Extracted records
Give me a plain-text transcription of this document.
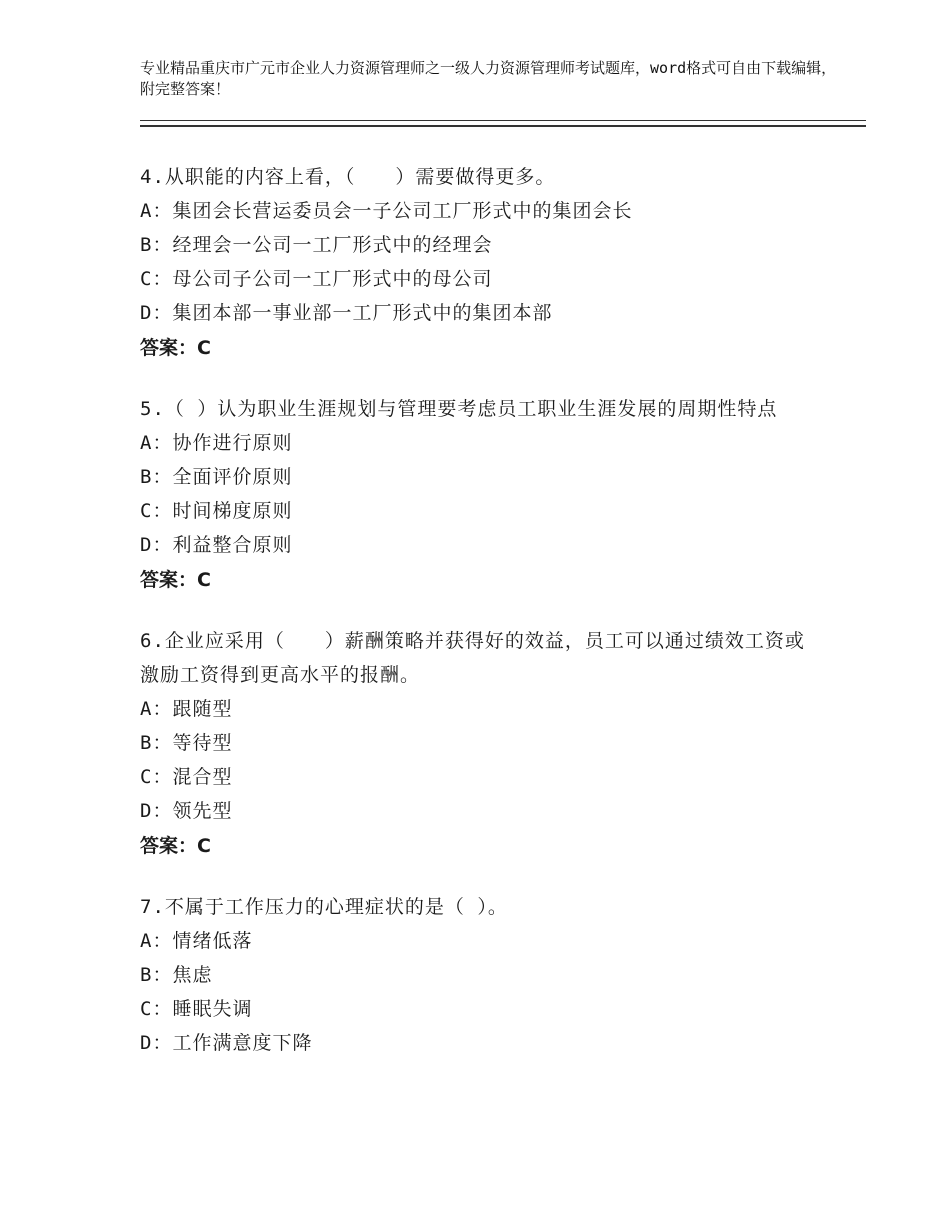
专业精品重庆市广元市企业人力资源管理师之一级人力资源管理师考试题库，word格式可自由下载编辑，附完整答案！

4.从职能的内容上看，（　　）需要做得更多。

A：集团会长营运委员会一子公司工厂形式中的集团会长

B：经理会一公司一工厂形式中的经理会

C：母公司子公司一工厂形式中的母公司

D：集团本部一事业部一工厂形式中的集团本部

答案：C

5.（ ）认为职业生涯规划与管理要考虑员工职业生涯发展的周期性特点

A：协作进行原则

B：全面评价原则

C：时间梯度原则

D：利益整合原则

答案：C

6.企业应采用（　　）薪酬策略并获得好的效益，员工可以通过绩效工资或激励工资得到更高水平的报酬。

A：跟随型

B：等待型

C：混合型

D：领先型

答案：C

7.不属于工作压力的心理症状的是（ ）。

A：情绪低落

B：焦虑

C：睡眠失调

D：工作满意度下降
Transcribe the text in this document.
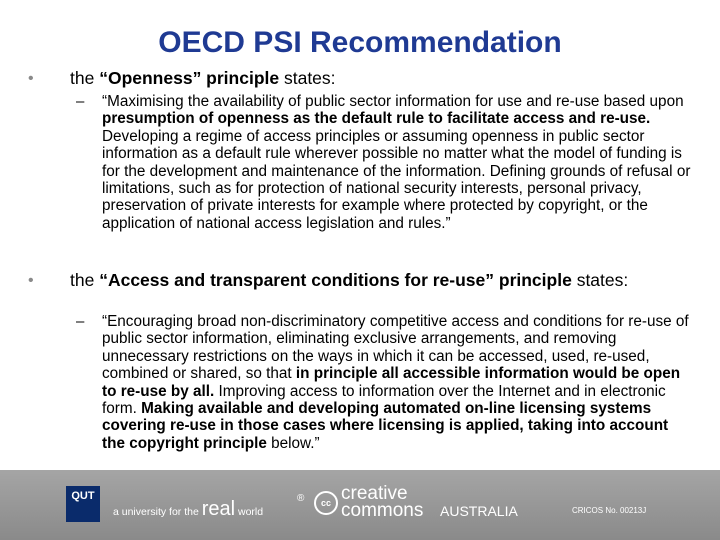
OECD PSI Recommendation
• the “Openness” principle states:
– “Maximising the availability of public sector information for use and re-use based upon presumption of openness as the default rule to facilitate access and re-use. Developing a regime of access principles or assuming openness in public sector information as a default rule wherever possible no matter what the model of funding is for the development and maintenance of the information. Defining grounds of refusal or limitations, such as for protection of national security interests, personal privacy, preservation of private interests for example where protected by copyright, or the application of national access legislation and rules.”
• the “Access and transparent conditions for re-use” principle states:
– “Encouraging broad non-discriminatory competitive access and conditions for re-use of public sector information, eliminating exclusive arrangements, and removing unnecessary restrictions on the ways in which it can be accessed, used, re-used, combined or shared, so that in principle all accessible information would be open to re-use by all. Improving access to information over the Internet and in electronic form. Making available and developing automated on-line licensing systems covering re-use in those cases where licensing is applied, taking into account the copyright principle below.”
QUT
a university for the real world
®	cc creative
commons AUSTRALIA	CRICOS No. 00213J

> **Exercise requirements**
Pictures in the records should not appear in your copy, but everything else must be transcribed exactly.

> **Exercise answer**
Give me a plain-text transcription of this document.
专业精品重庆市广元市企业人力资源管理师之一级人力资源管理师考试题库，word格式可自由下载编辑，附完整答案！

4.从职能的内容上看，（　　）需要做得更多。

A：集团会长营运委员会一子公司工厂形式中的集团会长

B：经理会一公司一工厂形式中的经理会

C：母公司子公司一工厂形式中的母公司

D：集团本部一事业部一工厂形式中的集团本部

答案：C

5.（ ）认为职业生涯规划与管理要考虑员工职业生涯发展的周期性特点

A：协作进行原则

B：全面评价原则

C：时间梯度原则

D：利益整合原则

答案：C

6.企业应采用（　　）薪酬策略并获得好的效益，员工可以通过绩效工资或激励工资得到更高水平的报酬。

A：跟随型

B：等待型

C：混合型

D：领先型

答案：C

7.不属于工作压力的心理症状的是（ ）。

A：情绪低落

B：焦虑

C：睡眠失调

D：工作满意度下降
Transcribe the text in this document.
OECD PSI Recommendation
• the “Openness” principle states:
– “Maximising the availability of public sector information for use and re-use based upon presumption of openness as the default rule to facilitate access and re-use. Developing a regime of access principles or assuming openness in public sector information as a default rule wherever possible no matter what the model of funding is for the development and maintenance of the information. Defining grounds of refusal or limitations, such as for protection of national security interests, personal privacy, preservation of private interests for example where protected by copyright, or the application of national access legislation and rules.”
• the “Access and transparent conditions for re-use” principle states:
– “Encouraging broad non-discriminatory competitive access and conditions for re-use of public sector information, eliminating exclusive arrangements, and removing unnecessary restrictions on the ways in which it can be accessed, used, re-used, combined or shared, so that in principle all accessible information would be open to re-use by all. Improving access to information over the Internet and in electronic form. Making available and developing automated on-line licensing systems covering re-use in those cases where licensing is applied, taking into account the copyright principle below.”
QUT
a university for the real world
®	cc creative
commons AUSTRALIA	CRICOS No. 00213J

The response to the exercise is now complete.